• [Written request] Restate the records below word for word.

• [Extracted material]
========================================================================

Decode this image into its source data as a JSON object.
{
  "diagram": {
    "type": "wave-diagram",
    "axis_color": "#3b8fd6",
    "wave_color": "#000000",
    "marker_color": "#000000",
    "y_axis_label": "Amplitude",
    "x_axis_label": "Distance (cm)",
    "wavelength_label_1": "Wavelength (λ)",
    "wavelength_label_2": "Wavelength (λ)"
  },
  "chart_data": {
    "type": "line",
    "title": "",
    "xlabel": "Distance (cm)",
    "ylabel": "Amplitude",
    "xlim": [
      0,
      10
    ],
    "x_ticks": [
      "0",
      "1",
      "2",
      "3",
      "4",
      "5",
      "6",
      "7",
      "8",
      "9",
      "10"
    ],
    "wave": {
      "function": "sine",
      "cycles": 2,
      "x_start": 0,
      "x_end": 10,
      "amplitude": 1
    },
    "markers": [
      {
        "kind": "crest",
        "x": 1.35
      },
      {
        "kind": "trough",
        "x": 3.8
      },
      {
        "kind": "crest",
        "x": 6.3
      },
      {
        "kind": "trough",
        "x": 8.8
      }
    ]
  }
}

========================================================================

• [Solution]
Decode this image into its source data as a JSON object.
{
  "diagram": {
    "type": "wave-diagram",
    "axis_color": "#3b8fd6",
    "wave_color": "#000000",
    "marker_color": "#000000",
    "y_axis_label": "Amplitude",
    "x_axis_label": "Distance (cm)",
    "wavelength_label_1": "Wavelength (λ)",
    "wavelength_label_2": "Wavelength (λ)"
  },
  "chart_data": {
    "type": "line",
    "title": "",
    "xlabel": "Distance (cm)",
    "ylabel": "Amplitude",
    "xlim": [
      0,
      10
    ],
    "x_ticks": [
      "0",
      "1",
      "2",
      "3",
      "4",
      "5",
      "6",
      "7",
      "8",
      "9",
      "10"
    ],
    "wave": {
      "function": "sine",
      "cycles": 2,
      "x_start": 0,
      "x_end": 10,
      "amplitude": 1
    },
    "markers": [
      {
        "kind": "crest",
        "x": 1.35
      },
      {
        "kind": "trough",
        "x": 3.8
      },
      {
        "kind": "crest",
        "x": 6.3
      },
      {
        "kind": "trough",
        "x": 8.8
      }
    ]
  }
}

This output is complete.